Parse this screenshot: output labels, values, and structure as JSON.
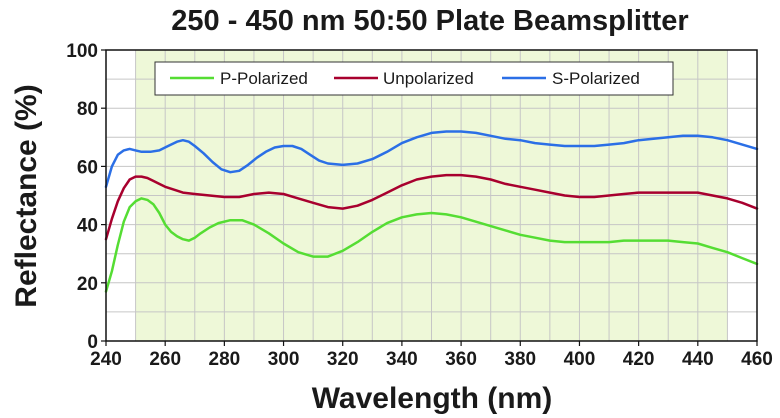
{
  "chart_data": {
    "type": "line",
    "title": "250 - 450 nm 50:50 Plate Beamsplitter",
    "xlabel": "Wavelength (nm)",
    "ylabel": "Reflectance (%)",
    "xlim": [
      240,
      460
    ],
    "ylim": [
      0,
      100
    ],
    "x_ticks": [
      240,
      260,
      280,
      300,
      320,
      340,
      360,
      380,
      400,
      420,
      440,
      460
    ],
    "y_ticks": [
      0,
      20,
      40,
      60,
      80,
      100
    ],
    "grid": true,
    "shaded_range": [
      250,
      450
    ],
    "shaded_color": "#eef8d8",
    "plot_background": "#ffffff",
    "legend_position": "top",
    "series": [
      {
        "name": "P-Polarized",
        "color": "#55dd33",
        "points": [
          [
            240,
            17
          ],
          [
            242,
            24
          ],
          [
            244,
            33
          ],
          [
            246,
            41
          ],
          [
            248,
            46
          ],
          [
            250,
            48
          ],
          [
            252,
            49
          ],
          [
            254,
            48.5
          ],
          [
            256,
            47
          ],
          [
            258,
            44
          ],
          [
            260,
            40
          ],
          [
            262,
            37.5
          ],
          [
            264,
            36
          ],
          [
            266,
            35
          ],
          [
            268,
            34.5
          ],
          [
            270,
            35.5
          ],
          [
            272,
            37
          ],
          [
            275,
            39
          ],
          [
            278,
            40.5
          ],
          [
            282,
            41.5
          ],
          [
            286,
            41.5
          ],
          [
            290,
            40
          ],
          [
            295,
            37
          ],
          [
            300,
            33.5
          ],
          [
            305,
            30.5
          ],
          [
            310,
            29
          ],
          [
            315,
            29
          ],
          [
            320,
            31
          ],
          [
            325,
            34
          ],
          [
            330,
            37.5
          ],
          [
            335,
            40.5
          ],
          [
            340,
            42.5
          ],
          [
            345,
            43.5
          ],
          [
            350,
            44
          ],
          [
            355,
            43.5
          ],
          [
            360,
            42.5
          ],
          [
            365,
            41
          ],
          [
            370,
            39.5
          ],
          [
            375,
            38
          ],
          [
            380,
            36.5
          ],
          [
            385,
            35.5
          ],
          [
            390,
            34.5
          ],
          [
            395,
            34
          ],
          [
            400,
            34
          ],
          [
            405,
            34
          ],
          [
            410,
            34
          ],
          [
            415,
            34.5
          ],
          [
            420,
            34.5
          ],
          [
            425,
            34.5
          ],
          [
            430,
            34.5
          ],
          [
            435,
            34
          ],
          [
            440,
            33.5
          ],
          [
            445,
            32
          ],
          [
            450,
            30.5
          ],
          [
            455,
            28.5
          ],
          [
            460,
            26.5
          ]
        ]
      },
      {
        "name": "Unpolarized",
        "color": "#a8002e",
        "points": [
          [
            240,
            35
          ],
          [
            242,
            42
          ],
          [
            244,
            48
          ],
          [
            246,
            52.5
          ],
          [
            248,
            55.5
          ],
          [
            250,
            56.5
          ],
          [
            252,
            56.5
          ],
          [
            254,
            56
          ],
          [
            256,
            55
          ],
          [
            258,
            54
          ],
          [
            260,
            53
          ],
          [
            263,
            52
          ],
          [
            266,
            51
          ],
          [
            270,
            50.5
          ],
          [
            275,
            50
          ],
          [
            280,
            49.5
          ],
          [
            285,
            49.5
          ],
          [
            290,
            50.5
          ],
          [
            295,
            51
          ],
          [
            300,
            50.5
          ],
          [
            305,
            49
          ],
          [
            310,
            47.5
          ],
          [
            315,
            46
          ],
          [
            320,
            45.5
          ],
          [
            325,
            46.5
          ],
          [
            330,
            48.5
          ],
          [
            335,
            51
          ],
          [
            340,
            53.5
          ],
          [
            345,
            55.5
          ],
          [
            350,
            56.5
          ],
          [
            355,
            57
          ],
          [
            360,
            57
          ],
          [
            365,
            56.5
          ],
          [
            370,
            55.5
          ],
          [
            375,
            54
          ],
          [
            380,
            53
          ],
          [
            385,
            52
          ],
          [
            390,
            51
          ],
          [
            395,
            50
          ],
          [
            400,
            49.5
          ],
          [
            405,
            49.5
          ],
          [
            410,
            50
          ],
          [
            415,
            50.5
          ],
          [
            420,
            51
          ],
          [
            425,
            51
          ],
          [
            430,
            51
          ],
          [
            435,
            51
          ],
          [
            440,
            51
          ],
          [
            445,
            50
          ],
          [
            450,
            49
          ],
          [
            455,
            47.5
          ],
          [
            460,
            45.5
          ]
        ]
      },
      {
        "name": "S-Polarized",
        "color": "#2b6fe6",
        "points": [
          [
            240,
            53
          ],
          [
            242,
            60
          ],
          [
            244,
            64
          ],
          [
            246,
            65.5
          ],
          [
            248,
            66
          ],
          [
            250,
            65.5
          ],
          [
            252,
            65
          ],
          [
            255,
            65
          ],
          [
            258,
            65.5
          ],
          [
            261,
            67
          ],
          [
            264,
            68.5
          ],
          [
            266,
            69
          ],
          [
            268,
            68.5
          ],
          [
            270,
            67
          ],
          [
            273,
            64.5
          ],
          [
            276,
            61.5
          ],
          [
            279,
            59
          ],
          [
            282,
            58
          ],
          [
            285,
            58.5
          ],
          [
            288,
            60.5
          ],
          [
            291,
            63
          ],
          [
            294,
            65
          ],
          [
            297,
            66.5
          ],
          [
            300,
            67
          ],
          [
            303,
            67
          ],
          [
            306,
            66
          ],
          [
            309,
            64
          ],
          [
            312,
            62
          ],
          [
            315,
            61
          ],
          [
            320,
            60.5
          ],
          [
            325,
            61
          ],
          [
            330,
            62.5
          ],
          [
            335,
            65
          ],
          [
            340,
            68
          ],
          [
            345,
            70
          ],
          [
            350,
            71.5
          ],
          [
            355,
            72
          ],
          [
            360,
            72
          ],
          [
            365,
            71.5
          ],
          [
            370,
            70.5
          ],
          [
            375,
            69.5
          ],
          [
            380,
            69
          ],
          [
            385,
            68
          ],
          [
            390,
            67.5
          ],
          [
            395,
            67
          ],
          [
            400,
            67
          ],
          [
            405,
            67
          ],
          [
            410,
            67.5
          ],
          [
            415,
            68
          ],
          [
            420,
            69
          ],
          [
            425,
            69.5
          ],
          [
            430,
            70
          ],
          [
            435,
            70.5
          ],
          [
            440,
            70.5
          ],
          [
            445,
            70
          ],
          [
            450,
            69
          ],
          [
            455,
            67.5
          ],
          [
            460,
            66
          ]
        ]
      }
    ]
  }
}
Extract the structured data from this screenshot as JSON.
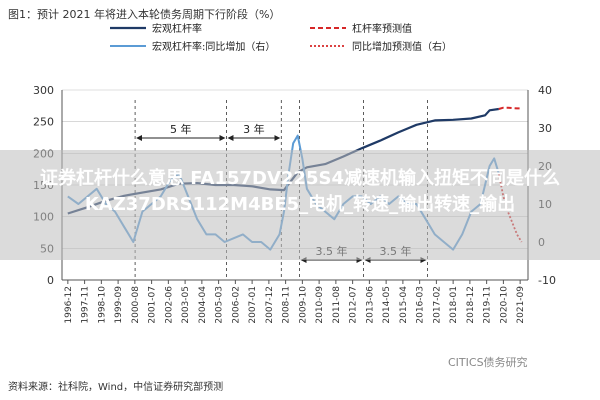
{
  "figure_title": "图1：预计 2021 年将进入本轮债务周期下行阶段（%）",
  "source": "资料来源：社科院，Wind，中信证券研究部预测",
  "watermark": "CITICS债务研究",
  "overlay_text": "证券杠杆什么意思 FA157DV225S4减速机输入扭矩不同是什么KAZ37DRS112M4BE5_电机_转速_输出转速_输出",
  "colors": {
    "leverage": "#1f3a66",
    "yoy": "#5b9bd5",
    "forecast": "#d62728",
    "grid": "#c0c0c0"
  },
  "chart_data": {
    "type": "line",
    "legend": {
      "placement": "top",
      "items": [
        "宏观杠杆率",
        "杠杆率预测值",
        "宏观杠杆率:同比增加（右）",
        "同比增加预测值（右）"
      ]
    },
    "x_ticks": [
      "1996-12",
      "1997-11",
      "1998-10",
      "1999-09",
      "2000-08",
      "2001-07",
      "2002-06",
      "2003-05",
      "2004-04",
      "2005-03",
      "2006-02",
      "2007-01",
      "2007-12",
      "2008-11",
      "2009-10",
      "2010-09",
      "2011-08",
      "2012-07",
      "2013-06",
      "2014-05",
      "2015-04",
      "2016-03",
      "2017-02",
      "2018-01",
      "2018-12",
      "2019-11",
      "2020-10",
      "2021-09"
    ],
    "y_left": {
      "range": [
        0,
        300
      ],
      "ticks": [
        0,
        50,
        100,
        150,
        200,
        250,
        300
      ]
    },
    "y_right": {
      "range": [
        -10,
        40
      ],
      "ticks": [
        -10,
        0,
        10,
        20,
        30,
        40
      ]
    },
    "annotations": [
      "5 年",
      "3 年",
      "3.5 年",
      "3.5 年"
    ],
    "series": [
      {
        "name": "宏观杠杆率",
        "axis": "left",
        "x": [
          1996.92,
          1998.0,
          1999.0,
          2000.0,
          2001.0,
          2002.0,
          2003.0,
          2004.0,
          2005.0,
          2006.0,
          2007.0,
          2008.0,
          2008.75,
          2009.5,
          2010.0,
          2011.0,
          2012.0,
          2013.0,
          2014.0,
          2015.0,
          2016.0,
          2017.0,
          2018.0,
          2019.0,
          2019.75,
          2020.0,
          2020.5
        ],
        "y": [
          105,
          115,
          125,
          133,
          138,
          143,
          152,
          153,
          150,
          150,
          148,
          143,
          142,
          170,
          178,
          183,
          195,
          208,
          220,
          233,
          245,
          252,
          253,
          255,
          260,
          268,
          270
        ]
      },
      {
        "name": "杠杆率预测值",
        "axis": "left",
        "x": [
          2020.5,
          2020.75,
          2021.0,
          2021.5,
          2021.75
        ],
        "y": [
          270,
          272,
          272,
          271,
          271
        ]
      },
      {
        "name": "宏观杠杆率:同比增加（右）",
        "axis": "right",
        "x": [
          1996.92,
          1997.5,
          1998.0,
          1998.5,
          1999.0,
          1999.5,
          2000.0,
          2000.5,
          2001.0,
          2001.5,
          2002.0,
          2002.5,
          2003.0,
          2003.5,
          2004.0,
          2004.5,
          2005.0,
          2005.5,
          2006.0,
          2006.5,
          2007.0,
          2007.5,
          2008.0,
          2008.5,
          2008.75,
          2009.0,
          2009.25,
          2009.5,
          2009.75,
          2010.0,
          2010.5,
          2011.0,
          2011.5,
          2012.0,
          2012.5,
          2013.0,
          2013.5,
          2014.0,
          2014.5,
          2015.0,
          2015.5,
          2016.0,
          2016.5,
          2017.0,
          2017.5,
          2018.0,
          2018.5,
          2019.0,
          2019.5,
          2020.0,
          2020.25,
          2020.5
        ],
        "y": [
          12,
          10,
          12,
          14,
          10,
          8,
          4,
          0,
          8,
          10,
          12,
          16,
          18,
          12,
          6,
          2,
          2,
          0,
          1,
          2,
          0,
          0,
          -2,
          2,
          8,
          18,
          26,
          28,
          22,
          14,
          10,
          8,
          6,
          10,
          12,
          12,
          10,
          12,
          10,
          12,
          10,
          10,
          6,
          2,
          0,
          -2,
          2,
          8,
          10,
          20,
          22,
          18
        ]
      },
      {
        "name": "同比增加预测值（右）",
        "axis": "right",
        "x": [
          2020.5,
          2020.75,
          2021.0,
          2021.5,
          2021.75
        ],
        "y": [
          18,
          12,
          8,
          2,
          0
        ]
      }
    ]
  }
}
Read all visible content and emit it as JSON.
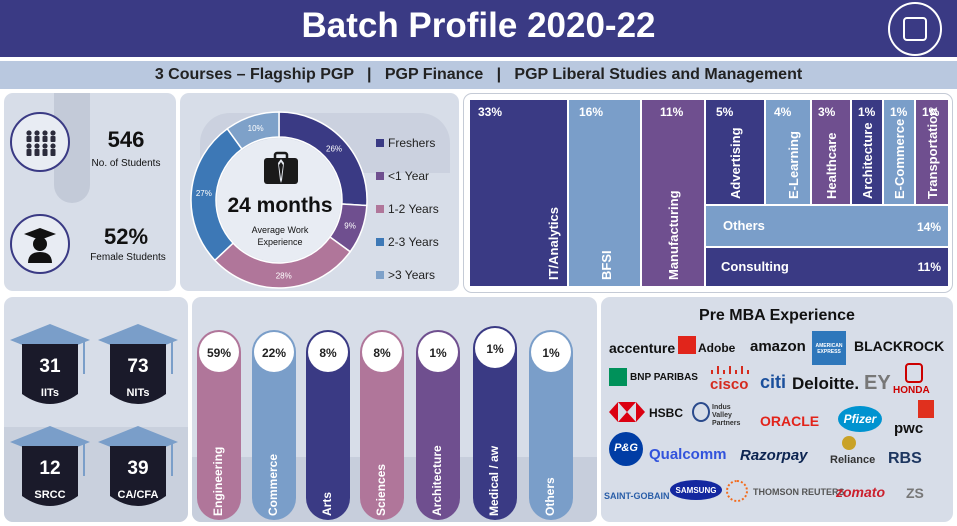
{
  "header": {
    "title": "Batch Profile 2020-22",
    "subtitle": "3 Courses – Flagship PGP   |   PGP Finance   |   PGP Liberal Studies and Management"
  },
  "stats": {
    "students": {
      "value": "546",
      "label": "No. of Students"
    },
    "female": {
      "value": "52%",
      "label": "Female Students"
    }
  },
  "work_experience": {
    "center_value": "24 months",
    "center_label": "Average Work Experience",
    "legend": [
      "Freshers",
      "<1 Year",
      "1-2 Years",
      "2-3 Years",
      ">3 Years"
    ]
  },
  "chart_data": {
    "type": "pie",
    "categories": [
      "Freshers",
      "<1 Year",
      "1-2 Years",
      "2-3 Years",
      ">3 Years"
    ],
    "values": [
      26,
      9,
      28,
      27,
      10
    ],
    "labels": [
      "26%",
      "9%",
      "28%",
      "27%",
      "10%"
    ],
    "colors": [
      "#3a3a84",
      "#6f4f8f",
      "#b0769a",
      "#3d78b6",
      "#7ea1c9"
    ]
  },
  "industries": [
    {
      "label": "IT/Analytics",
      "pct": "33%",
      "color": "#3a3a84"
    },
    {
      "label": "BFSI",
      "pct": "16%",
      "color": "#7a9ec9"
    },
    {
      "label": "Manufacturing",
      "pct": "11%",
      "color": "#6f4f8f"
    },
    {
      "label": "Advertising",
      "pct": "5%",
      "color": "#3a3a84"
    },
    {
      "label": "E-Learning",
      "pct": "4%",
      "color": "#7a9ec9"
    },
    {
      "label": "Healthcare",
      "pct": "3%",
      "color": "#6f4f8f"
    },
    {
      "label": "Architecture",
      "pct": "1%",
      "color": "#3a3a84"
    },
    {
      "label": "E-Commerce",
      "pct": "1%",
      "color": "#7a9ec9"
    },
    {
      "label": "Transportation",
      "pct": "1%",
      "color": "#6f4f8f"
    },
    {
      "label": "Others",
      "pct": "14%",
      "color": "#7a9ec9"
    },
    {
      "label": "Consulting",
      "pct": "11%",
      "color": "#3a3a84"
    }
  ],
  "institutes": [
    {
      "value": "31",
      "label": "IITs"
    },
    {
      "value": "73",
      "label": "NITs"
    },
    {
      "value": "12",
      "label": "SRCC"
    },
    {
      "value": "39",
      "label": "CA/CFA"
    }
  ],
  "education": [
    {
      "label": "Engineering",
      "pct": "59%",
      "color": "#b0769a"
    },
    {
      "label": "Commerce",
      "pct": "22%",
      "color": "#7a9ec9"
    },
    {
      "label": "Arts",
      "pct": "8%",
      "color": "#3a3a84"
    },
    {
      "label": "Sciences",
      "pct": "8%",
      "color": "#b0769a"
    },
    {
      "label": "Architecture",
      "pct": "1%",
      "color": "#6f4f8f"
    },
    {
      "label": "Medical / aw",
      "pct": "1%",
      "color": "#3a3a84"
    },
    {
      "label": "Others",
      "pct": "1%",
      "color": "#7a9ec9"
    }
  ],
  "pre_mba": {
    "title": "Pre MBA Experience",
    "logos": [
      "accenture",
      "Adobe",
      "amazon",
      "AMERICAN EXPRESS",
      "BLACKROCK",
      "BNP PARIBAS",
      "cisco",
      "citi",
      "Deloitte.",
      "EY",
      "HONDA",
      "HSBC",
      "Indus Valley Partners",
      "ORACLE",
      "Pfizer",
      "pwc",
      "P&G",
      "Qualcomm",
      "Razorpay",
      "Reliance",
      "RBS",
      "SAINT-GOBAIN",
      "SAMSUNG",
      "THOMSON REUTERS",
      "zomato",
      "ZS"
    ]
  }
}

Your instructions:
Find all lines with "宏观杠杆率" in them and copy each one.

Correct output:
        "宏观杠杆率",
        "宏观杠杆率:同比增加（右）",
        "name": "宏观杠杆率",
        "name": "宏观杠杆率:同比增加（右）",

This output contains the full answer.